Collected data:
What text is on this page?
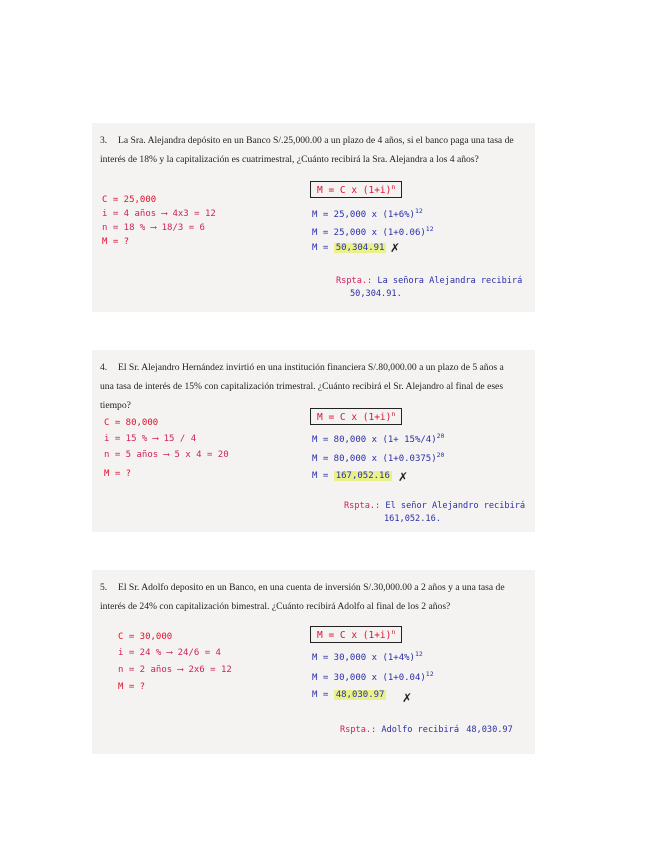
3. La Sra. Alejandra depósito en un Banco S/.25,000.00 a un plazo de 4 años, si el banco paga una tasa de interés de 18% y la capitalización es cuatrimestral, ¿Cuánto recibirá la Sra. Alejandra a los 4 años?

C = 25,000
i = 4 años ⟶ 4x3 = 12
n = 18 % ⟶ 18/3 = 6
M = ?
M = C x $(1+i)^n$
M = 25,000 x $(1+6\%)^{12}$
M = 25,000 x $(1+0.06)^{12}$
M = 50,304.91 ✗
Rspta.: La señora Alejandra recibirá
50,304.91.

4. El Sr. Alejandro Hernández invirtió en una institución financiera S/.80,000.00 a un plazo de 5 años a una tasa de interés de 15% con capitalización trimestral. ¿Cuánto recibirá el Sr. Alejandro al final de eses tiempo?

C = 80,000
i = 15 % ⟶ 15 / 4
n = 5 años ⟶ 5 x 4 = 20
M = ?
M = C x $(1+i)^n$
M = 80,000 x $(1+ 15\%/4)^{20}$
M = 80,000 x $(1+0.0375)^{20}$
M = 167,052.16 ✗
Rspta.: El señor Alejandro recibirá
161,052.16.

5. El Sr. Adolfo deposito en un Banco, en una cuenta de inversión S/.30,000.00 a 2 años y a una tasa de interés de 24% con capitalización bimestral. ¿Cuánto recibirá Adolfo al final de los 2 años?

C = 30,000
i = 24 % ⟶ 24/6 = 4
n = 2 años ⟶ 2x6 = 12
M = ?
M = C x $(1+i)^n$
M = 30,000 x $(1+4\%)^{12}$
M = 30,000 x $(1+0.04)^{12}$
M = 48,030.97 ✗
Rspta.: Adolfo recibirá 48,030.97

**Exercise prompt**
Count the lines above that contain the word "tasa". Give only the number.

**Answer to this exercise**
3